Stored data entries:
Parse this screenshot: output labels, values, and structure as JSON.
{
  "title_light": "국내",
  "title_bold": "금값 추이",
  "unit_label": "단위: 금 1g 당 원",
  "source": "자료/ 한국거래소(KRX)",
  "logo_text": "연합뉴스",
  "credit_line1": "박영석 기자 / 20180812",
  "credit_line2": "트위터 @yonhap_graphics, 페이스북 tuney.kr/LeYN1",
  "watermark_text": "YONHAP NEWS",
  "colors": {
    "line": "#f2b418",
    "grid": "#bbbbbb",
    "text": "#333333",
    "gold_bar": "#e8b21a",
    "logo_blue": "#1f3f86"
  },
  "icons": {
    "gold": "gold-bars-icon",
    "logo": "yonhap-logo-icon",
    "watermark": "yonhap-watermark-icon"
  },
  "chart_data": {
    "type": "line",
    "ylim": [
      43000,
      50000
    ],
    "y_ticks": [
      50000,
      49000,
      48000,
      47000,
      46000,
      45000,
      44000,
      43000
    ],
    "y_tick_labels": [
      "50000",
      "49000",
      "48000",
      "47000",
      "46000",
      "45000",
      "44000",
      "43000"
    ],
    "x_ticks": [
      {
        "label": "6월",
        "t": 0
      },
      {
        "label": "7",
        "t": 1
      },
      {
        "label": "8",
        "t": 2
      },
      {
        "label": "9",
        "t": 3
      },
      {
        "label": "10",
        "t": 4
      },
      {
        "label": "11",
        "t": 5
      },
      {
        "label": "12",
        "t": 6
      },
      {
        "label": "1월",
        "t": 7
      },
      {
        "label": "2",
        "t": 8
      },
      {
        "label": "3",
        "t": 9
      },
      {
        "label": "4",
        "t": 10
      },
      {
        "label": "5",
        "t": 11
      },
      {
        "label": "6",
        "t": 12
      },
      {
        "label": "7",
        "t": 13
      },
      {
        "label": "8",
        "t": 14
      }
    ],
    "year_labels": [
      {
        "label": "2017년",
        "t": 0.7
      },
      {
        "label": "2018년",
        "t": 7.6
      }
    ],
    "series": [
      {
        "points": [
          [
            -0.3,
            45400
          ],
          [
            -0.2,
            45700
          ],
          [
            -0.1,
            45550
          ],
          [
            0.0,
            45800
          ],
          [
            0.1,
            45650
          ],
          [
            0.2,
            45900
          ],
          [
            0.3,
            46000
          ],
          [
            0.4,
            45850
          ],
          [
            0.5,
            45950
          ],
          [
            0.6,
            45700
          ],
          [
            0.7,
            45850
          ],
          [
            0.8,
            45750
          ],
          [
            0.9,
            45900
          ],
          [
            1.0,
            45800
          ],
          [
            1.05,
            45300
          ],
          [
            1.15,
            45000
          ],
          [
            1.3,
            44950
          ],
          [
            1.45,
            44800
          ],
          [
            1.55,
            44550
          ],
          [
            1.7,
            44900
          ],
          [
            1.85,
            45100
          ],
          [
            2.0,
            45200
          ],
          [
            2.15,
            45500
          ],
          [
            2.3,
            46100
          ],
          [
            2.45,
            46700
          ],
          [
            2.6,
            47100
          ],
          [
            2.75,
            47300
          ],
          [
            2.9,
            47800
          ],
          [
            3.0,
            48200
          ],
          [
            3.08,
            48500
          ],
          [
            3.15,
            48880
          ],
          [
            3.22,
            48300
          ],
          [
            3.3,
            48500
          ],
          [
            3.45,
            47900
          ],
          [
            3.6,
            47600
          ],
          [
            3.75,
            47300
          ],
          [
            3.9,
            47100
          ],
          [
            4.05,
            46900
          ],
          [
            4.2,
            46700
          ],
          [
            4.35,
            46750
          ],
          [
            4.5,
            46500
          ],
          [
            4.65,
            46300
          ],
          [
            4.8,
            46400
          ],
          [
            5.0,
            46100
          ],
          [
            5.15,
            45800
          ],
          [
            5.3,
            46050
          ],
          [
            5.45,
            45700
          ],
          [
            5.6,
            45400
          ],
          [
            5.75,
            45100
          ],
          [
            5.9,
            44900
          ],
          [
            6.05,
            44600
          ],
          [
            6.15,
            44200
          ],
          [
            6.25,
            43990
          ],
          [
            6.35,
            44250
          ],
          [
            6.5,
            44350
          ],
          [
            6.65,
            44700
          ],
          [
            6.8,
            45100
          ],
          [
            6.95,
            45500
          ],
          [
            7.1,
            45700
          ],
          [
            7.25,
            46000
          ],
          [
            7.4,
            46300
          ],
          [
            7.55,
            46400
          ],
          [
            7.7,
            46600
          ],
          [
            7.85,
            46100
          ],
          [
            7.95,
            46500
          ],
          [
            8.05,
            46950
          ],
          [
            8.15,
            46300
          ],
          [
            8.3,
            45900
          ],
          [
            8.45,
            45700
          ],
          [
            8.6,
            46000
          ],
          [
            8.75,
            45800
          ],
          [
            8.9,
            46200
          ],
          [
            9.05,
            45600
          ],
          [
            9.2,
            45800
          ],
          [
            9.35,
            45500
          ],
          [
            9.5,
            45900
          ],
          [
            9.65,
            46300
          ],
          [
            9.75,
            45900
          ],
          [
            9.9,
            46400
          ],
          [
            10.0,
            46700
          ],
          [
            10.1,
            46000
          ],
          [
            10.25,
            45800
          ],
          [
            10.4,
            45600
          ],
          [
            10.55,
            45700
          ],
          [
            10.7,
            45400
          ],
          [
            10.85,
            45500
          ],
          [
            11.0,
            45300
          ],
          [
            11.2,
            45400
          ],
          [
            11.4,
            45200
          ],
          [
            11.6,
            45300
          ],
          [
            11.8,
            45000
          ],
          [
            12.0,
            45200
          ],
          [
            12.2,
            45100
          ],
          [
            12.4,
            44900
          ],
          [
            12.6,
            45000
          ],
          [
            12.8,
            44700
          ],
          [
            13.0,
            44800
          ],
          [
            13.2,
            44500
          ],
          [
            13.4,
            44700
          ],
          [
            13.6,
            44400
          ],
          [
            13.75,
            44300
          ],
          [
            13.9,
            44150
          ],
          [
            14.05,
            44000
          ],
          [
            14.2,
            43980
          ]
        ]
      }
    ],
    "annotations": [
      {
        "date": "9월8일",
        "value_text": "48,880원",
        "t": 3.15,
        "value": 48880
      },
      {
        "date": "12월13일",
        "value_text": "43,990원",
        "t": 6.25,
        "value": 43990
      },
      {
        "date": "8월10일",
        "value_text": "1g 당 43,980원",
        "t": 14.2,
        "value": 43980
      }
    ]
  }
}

Your task: Reproduce the data, keeping every line exactly the same.

Result for this task:
Parse this screenshot: output labels, values, and structure as JSON.
{
  "title_light": "국내",
  "title_bold": "금값 추이",
  "unit_label": "단위: 금 1g 당 원",
  "source": "자료/ 한국거래소(KRX)",
  "logo_text": "연합뉴스",
  "credit_line1": "박영석 기자 / 20180812",
  "credit_line2": "트위터 @yonhap_graphics, 페이스북 tuney.kr/LeYN1",
  "watermark_text": "YONHAP NEWS",
  "colors": {
    "line": "#f2b418",
    "grid": "#bbbbbb",
    "text": "#333333",
    "gold_bar": "#e8b21a",
    "logo_blue": "#1f3f86"
  },
  "icons": {
    "gold": "gold-bars-icon",
    "logo": "yonhap-logo-icon",
    "watermark": "yonhap-watermark-icon"
  },
  "chart_data": {
    "type": "line",
    "ylim": [
      43000,
      50000
    ],
    "y_ticks": [
      50000,
      49000,
      48000,
      47000,
      46000,
      45000,
      44000,
      43000
    ],
    "y_tick_labels": [
      "50000",
      "49000",
      "48000",
      "47000",
      "46000",
      "45000",
      "44000",
      "43000"
    ],
    "x_ticks": [
      {
        "label": "6월",
        "t": 0
      },
      {
        "label": "7",
        "t": 1
      },
      {
        "label": "8",
        "t": 2
      },
      {
        "label": "9",
        "t": 3
      },
      {
        "label": "10",
        "t": 4
      },
      {
        "label": "11",
        "t": 5
      },
      {
        "label": "12",
        "t": 6
      },
      {
        "label": "1월",
        "t": 7
      },
      {
        "label": "2",
        "t": 8
      },
      {
        "label": "3",
        "t": 9
      },
      {
        "label": "4",
        "t": 10
      },
      {
        "label": "5",
        "t": 11
      },
      {
        "label": "6",
        "t": 12
      },
      {
        "label": "7",
        "t": 13
      },
      {
        "label": "8",
        "t": 14
      }
    ],
    "year_labels": [
      {
        "label": "2017년",
        "t": 0.7
      },
      {
        "label": "2018년",
        "t": 7.6
      }
    ],
    "series": [
      {
        "points": [
          [
            -0.3,
            45400
          ],
          [
            -0.2,
            45700
          ],
          [
            -0.1,
            45550
          ],
          [
            0.0,
            45800
          ],
          [
            0.1,
            45650
          ],
          [
            0.2,
            45900
          ],
          [
            0.3,
            46000
          ],
          [
            0.4,
            45850
          ],
          [
            0.5,
            45950
          ],
          [
            0.6,
            45700
          ],
          [
            0.7,
            45850
          ],
          [
            0.8,
            45750
          ],
          [
            0.9,
            45900
          ],
          [
            1.0,
            45800
          ],
          [
            1.05,
            45300
          ],
          [
            1.15,
            45000
          ],
          [
            1.3,
            44950
          ],
          [
            1.45,
            44800
          ],
          [
            1.55,
            44550
          ],
          [
            1.7,
            44900
          ],
          [
            1.85,
            45100
          ],
          [
            2.0,
            45200
          ],
          [
            2.15,
            45500
          ],
          [
            2.3,
            46100
          ],
          [
            2.45,
            46700
          ],
          [
            2.6,
            47100
          ],
          [
            2.75,
            47300
          ],
          [
            2.9,
            47800
          ],
          [
            3.0,
            48200
          ],
          [
            3.08,
            48500
          ],
          [
            3.15,
            48880
          ],
          [
            3.22,
            48300
          ],
          [
            3.3,
            48500
          ],
          [
            3.45,
            47900
          ],
          [
            3.6,
            47600
          ],
          [
            3.75,
            47300
          ],
          [
            3.9,
            47100
          ],
          [
            4.05,
            46900
          ],
          [
            4.2,
            46700
          ],
          [
            4.35,
            46750
          ],
          [
            4.5,
            46500
          ],
          [
            4.65,
            46300
          ],
          [
            4.8,
            46400
          ],
          [
            5.0,
            46100
          ],
          [
            5.15,
            45800
          ],
          [
            5.3,
            46050
          ],
          [
            5.45,
            45700
          ],
          [
            5.6,
            45400
          ],
          [
            5.75,
            45100
          ],
          [
            5.9,
            44900
          ],
          [
            6.05,
            44600
          ],
          [
            6.15,
            44200
          ],
          [
            6.25,
            43990
          ],
          [
            6.35,
            44250
          ],
          [
            6.5,
            44350
          ],
          [
            6.65,
            44700
          ],
          [
            6.8,
            45100
          ],
          [
            6.95,
            45500
          ],
          [
            7.1,
            45700
          ],
          [
            7.25,
            46000
          ],
          [
            7.4,
            46300
          ],
          [
            7.55,
            46400
          ],
          [
            7.7,
            46600
          ],
          [
            7.85,
            46100
          ],
          [
            7.95,
            46500
          ],
          [
            8.05,
            46950
          ],
          [
            8.15,
            46300
          ],
          [
            8.3,
            45900
          ],
          [
            8.45,
            45700
          ],
          [
            8.6,
            46000
          ],
          [
            8.75,
            45800
          ],
          [
            8.9,
            46200
          ],
          [
            9.05,
            45600
          ],
          [
            9.2,
            45800
          ],
          [
            9.35,
            45500
          ],
          [
            9.5,
            45900
          ],
          [
            9.65,
            46300
          ],
          [
            9.75,
            45900
          ],
          [
            9.9,
            46400
          ],
          [
            10.0,
            46700
          ],
          [
            10.1,
            46000
          ],
          [
            10.25,
            45800
          ],
          [
            10.4,
            45600
          ],
          [
            10.55,
            45700
          ],
          [
            10.7,
            45400
          ],
          [
            10.85,
            45500
          ],
          [
            11.0,
            45300
          ],
          [
            11.2,
            45400
          ],
          [
            11.4,
            45200
          ],
          [
            11.6,
            45300
          ],
          [
            11.8,
            45000
          ],
          [
            12.0,
            45200
          ],
          [
            12.2,
            45100
          ],
          [
            12.4,
            44900
          ],
          [
            12.6,
            45000
          ],
          [
            12.8,
            44700
          ],
          [
            13.0,
            44800
          ],
          [
            13.2,
            44500
          ],
          [
            13.4,
            44700
          ],
          [
            13.6,
            44400
          ],
          [
            13.75,
            44300
          ],
          [
            13.9,
            44150
          ],
          [
            14.05,
            44000
          ],
          [
            14.2,
            43980
          ]
        ]
      }
    ],
    "annotations": [
      {
        "date": "9월8일",
        "value_text": "48,880원",
        "t": 3.15,
        "value": 48880
      },
      {
        "date": "12월13일",
        "value_text": "43,990원",
        "t": 6.25,
        "value": 43990
      },
      {
        "date": "8월10일",
        "value_text": "1g 당 43,980원",
        "t": 14.2,
        "value": 43980
      }
    ]
  }
}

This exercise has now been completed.